To be done: Each line of the listing must be transcribed exactly, except for the images, which should be excluded.

Input for this task:

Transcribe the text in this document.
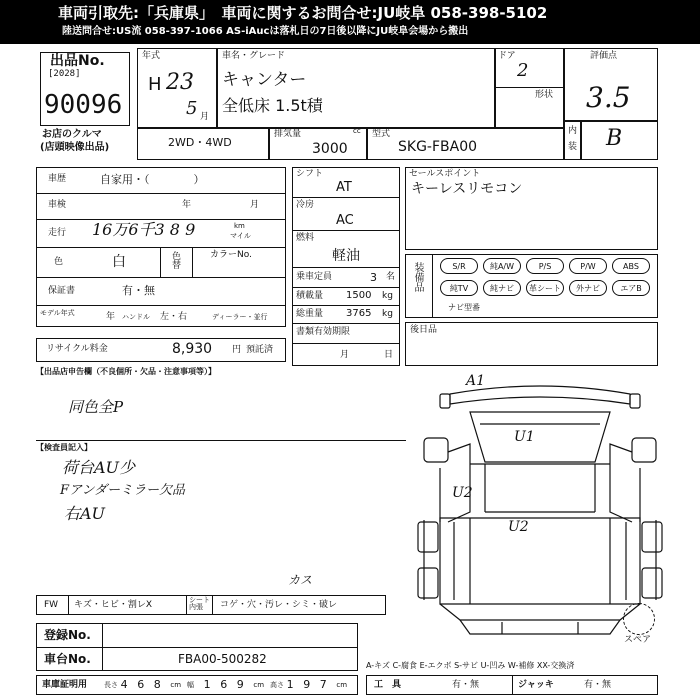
車両引取先:「兵庫県」　車両に関するお問合せ:JU岐阜 058-398-5102
陸送問合せ:US流 058-397-1066 AS-iAucは落札日の7日後以降にJU岐阜会場から搬出
出品No.
[2028]
90096
お店のクルマ
(店頭映像出品)
年式
H 23
5 月
車名・グレード
キャンター
全低床 1.5t積
ドア
2
形状
評価点
3.5
内
装 B
2WD・4WD
排気量	cc
3000
型式
SKG-FBA00
車歴	自家用・（　　　　）
車検	年	月
走行 16万6千3 8 9	km
マイル
色	白	色替	カラーNo.
保証書	有・無
モデル年式	年 ハンドル 左・右	ディーラー・並行
リサイクル料金	8,930 円 預託済
シフト
AT
冷房
AC
燃料
軽油
乗車定員	3 名
積載量 1500 kg
総重量 3765 kg
書類有効期限
月	日
セールスポイント
キーレスリモコン
装備品	S/R	純A/W	P/S	P/W	ABS
純TV	純ナビ	革シート	外ナビ	エアB
ナビ型番
後日品
【出品店申告欄（不良個所・欠品・注意事項等）】
同色全P
【検査員記入】
荷台AU少
Fアンダーミラー欠品
右AU
A1
U1
U2
U2
スペア
FW キズ・ヒビ・割レX	シート内張	コゲ・穴・汚レ・シミ・破レ
カス
登録No.
車台No.	FBA00-500282
車庫証明用 長さ 4 6 8 cm 幅 1 6 9 cm 高さ 1 9 7 cm
A-キズ C-腐食 E-エクボ S-サビ U-凹み W-補修 XX-交換済
工　具	有・無	ジャッキ	有・無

Task result:
Transcribe the text in this document.
車両引取先:「兵庫県」　車両に関するお問合せ:JU岐阜 058-398-5102
陸送問合せ:US流 058-397-1066 AS-iAucは落札日の7日後以降にJU岐阜会場から搬出
出品No.
[2028]
90096
お店のクルマ
(店頭映像出品)
年式
H 23
5 月
車名・グレード
キャンター
全低床 1.5t積
ドア
2
形状
評価点
3.5
内
装 B
2WD・4WD
排気量	cc
3000
型式
SKG-FBA00
車歴	自家用・（　　　　）
車検	年	月
走行 16万6千3 8 9	km
マイル
色	白	色替	カラーNo.
保証書	有・無
モデル年式	年 ハンドル 左・右	ディーラー・並行
リサイクル料金	8,930 円 預託済
シフト
AT
冷房
AC
燃料
軽油
乗車定員	3 名
積載量 1500 kg
総重量 3765 kg
書類有効期限
月	日
セールスポイント
キーレスリモコン
装備品	S/R	純A/W	P/S	P/W	ABS
純TV	純ナビ	革シート	外ナビ	エアB
ナビ型番
後日品
【出品店申告欄（不良個所・欠品・注意事項等）】
同色全P
【検査員記入】
荷台AU少
Fアンダーミラー欠品
右AU
A1
U1
U2
U2
スペア
FW キズ・ヒビ・割レX	シート内張	コゲ・穴・汚レ・シミ・破レ
カス
登録No.
車台No.	FBA00-500282
車庫証明用 長さ 4 6 8 cm 幅 1 6 9 cm 高さ 1 9 7 cm
A-キズ C-腐食 E-エクボ S-サビ U-凹み W-補修 XX-交換済
工　具	有・無	ジャッキ	有・無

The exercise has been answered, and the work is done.